EXERCISE GOAL - Reproduce every record below exactly as it appears.

DATASET ENTRIES -
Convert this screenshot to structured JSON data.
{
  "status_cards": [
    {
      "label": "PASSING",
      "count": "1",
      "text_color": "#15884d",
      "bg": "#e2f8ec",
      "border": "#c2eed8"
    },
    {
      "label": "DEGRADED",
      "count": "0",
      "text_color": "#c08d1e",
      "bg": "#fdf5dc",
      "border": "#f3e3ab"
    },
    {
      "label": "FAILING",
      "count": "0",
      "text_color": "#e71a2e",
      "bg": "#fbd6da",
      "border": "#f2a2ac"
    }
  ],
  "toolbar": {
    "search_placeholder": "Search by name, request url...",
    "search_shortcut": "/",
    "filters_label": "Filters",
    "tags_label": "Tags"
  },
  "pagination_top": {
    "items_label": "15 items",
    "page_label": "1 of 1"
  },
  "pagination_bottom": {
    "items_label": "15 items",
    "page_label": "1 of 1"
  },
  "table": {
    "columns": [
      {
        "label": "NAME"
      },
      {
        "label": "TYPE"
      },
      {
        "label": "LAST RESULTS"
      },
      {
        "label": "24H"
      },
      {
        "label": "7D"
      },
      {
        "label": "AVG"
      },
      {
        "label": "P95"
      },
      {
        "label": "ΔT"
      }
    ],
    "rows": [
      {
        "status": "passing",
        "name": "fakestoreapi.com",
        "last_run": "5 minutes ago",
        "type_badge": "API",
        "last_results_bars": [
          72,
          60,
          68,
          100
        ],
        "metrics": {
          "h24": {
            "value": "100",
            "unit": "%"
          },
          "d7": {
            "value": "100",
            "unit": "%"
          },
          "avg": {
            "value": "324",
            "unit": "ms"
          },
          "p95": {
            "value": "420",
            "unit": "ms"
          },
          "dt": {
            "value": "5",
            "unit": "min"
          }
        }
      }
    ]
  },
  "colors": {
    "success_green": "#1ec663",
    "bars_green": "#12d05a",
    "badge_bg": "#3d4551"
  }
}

EXPECTED OUTPUT -
Convert this screenshot to structured JSON data.
{
  "status_cards": [
    {
      "label": "PASSING",
      "count": "1",
      "text_color": "#15884d",
      "bg": "#e2f8ec",
      "border": "#c2eed8"
    },
    {
      "label": "DEGRADED",
      "count": "0",
      "text_color": "#c08d1e",
      "bg": "#fdf5dc",
      "border": "#f3e3ab"
    },
    {
      "label": "FAILING",
      "count": "0",
      "text_color": "#e71a2e",
      "bg": "#fbd6da",
      "border": "#f2a2ac"
    }
  ],
  "toolbar": {
    "search_placeholder": "Search by name, request url...",
    "search_shortcut": "/",
    "filters_label": "Filters",
    "tags_label": "Tags"
  },
  "pagination_top": {
    "items_label": "15 items",
    "page_label": "1 of 1"
  },
  "pagination_bottom": {
    "items_label": "15 items",
    "page_label": "1 of 1"
  },
  "table": {
    "columns": [
      {
        "label": "NAME"
      },
      {
        "label": "TYPE"
      },
      {
        "label": "LAST RESULTS"
      },
      {
        "label": "24H"
      },
      {
        "label": "7D"
      },
      {
        "label": "AVG"
      },
      {
        "label": "P95"
      },
      {
        "label": "ΔT"
      }
    ],
    "rows": [
      {
        "status": "passing",
        "name": "fakestoreapi.com",
        "last_run": "5 minutes ago",
        "type_badge": "API",
        "last_results_bars": [
          72,
          60,
          68,
          100
        ],
        "metrics": {
          "h24": {
            "value": "100",
            "unit": "%"
          },
          "d7": {
            "value": "100",
            "unit": "%"
          },
          "avg": {
            "value": "324",
            "unit": "ms"
          },
          "p95": {
            "value": "420",
            "unit": "ms"
          },
          "dt": {
            "value": "5",
            "unit": "min"
          }
        }
      }
    ]
  },
  "colors": {
    "success_green": "#1ec663",
    "bars_green": "#12d05a",
    "badge_bg": "#3d4551"
  }
}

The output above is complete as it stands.